REQUIRED WORK: Tell how many lines include the string "Remote". Answer with a single number.

PROVIDED MATERIAL:
- - -

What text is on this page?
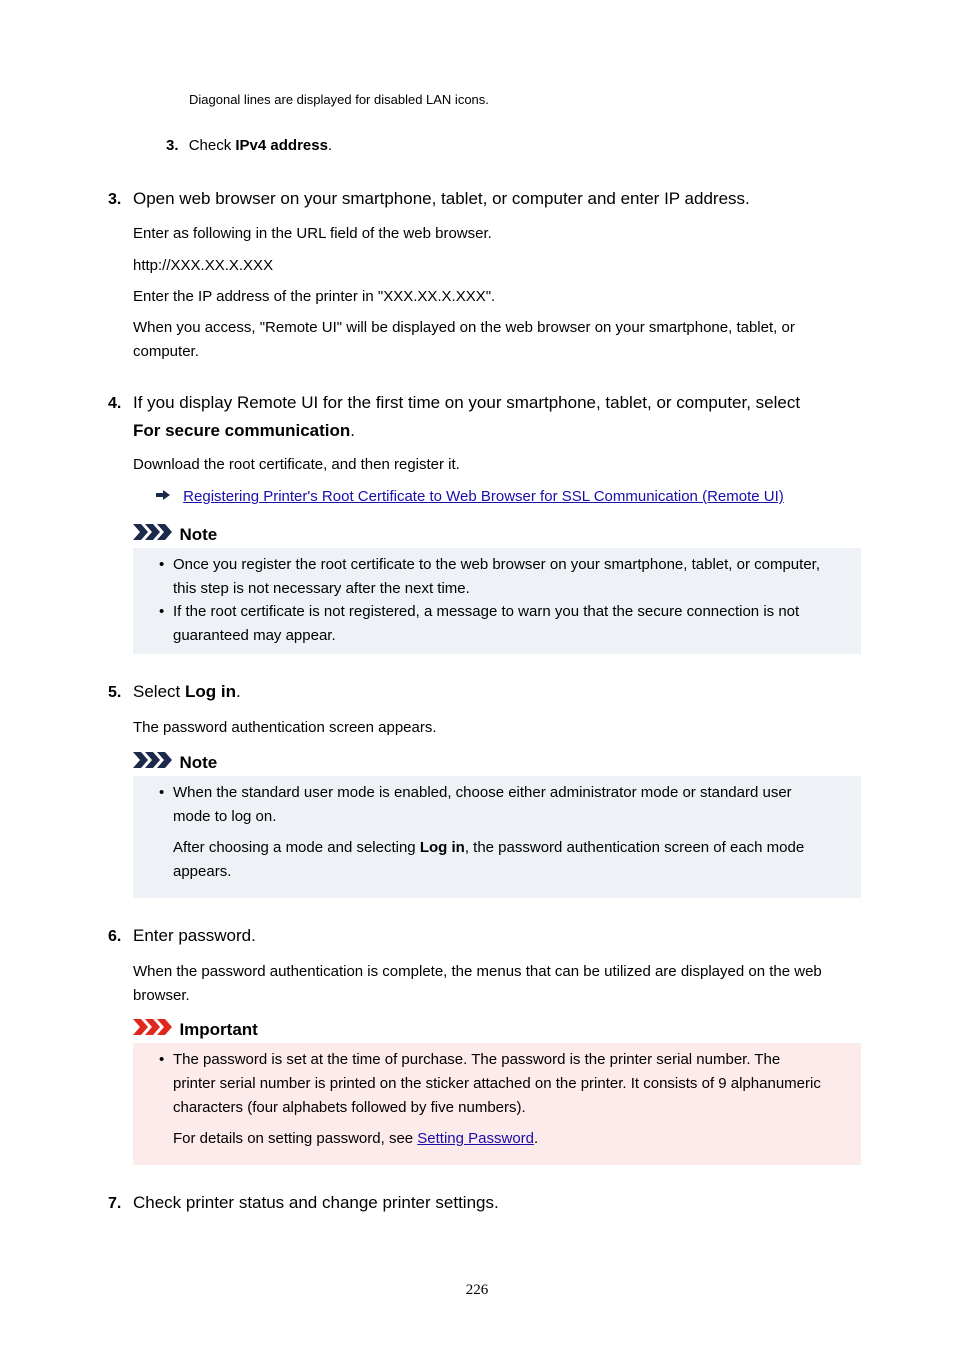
Diagonal lines are displayed for disabled LAN icons.
3. Check IPv4 address.
3. Open web browser on your smartphone, tablet, or computer and enter IP address.
Enter as following in the URL field of the web browser.
http://XXX.XX.X.XXX
Enter the IP address of the printer in "XXX.XX.X.XXX".
When you access, "Remote UI" will be displayed on the web browser on your smartphone, tablet, or
computer.
4. If you display Remote UI for the first time on your smartphone, tablet, or computer, select
For secure communication.
Download the root certificate, and then register it.
Registering Printer's Root Certificate to Web Browser for SSL Communication (Remote UI)
Note
• Once you register the root certificate to the web browser on your smartphone, tablet, or computer,
this step is not necessary after the next time.
• If the root certificate is not registered, a message to warn you that the secure connection is not
guaranteed may appear.
5. Select Log in.
The password authentication screen appears.
Note
• When the standard user mode is enabled, choose either administrator mode or standard user
mode to log on.
After choosing a mode and selecting Log in, the password authentication screen of each mode
appears.
6. Enter password.
When the password authentication is complete, the menus that can be utilized are displayed on the web
browser.
Important
• The password is set at the time of purchase. The password is the printer serial number. The
printer serial number is printed on the sticker attached on the printer. It consists of 9 alphanumeric
characters (four alphabets followed by five numbers).
For details on setting password, see Setting Password.
7. Check printer status and change printer settings.
226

- - -

REPLY TO THE TASK: 3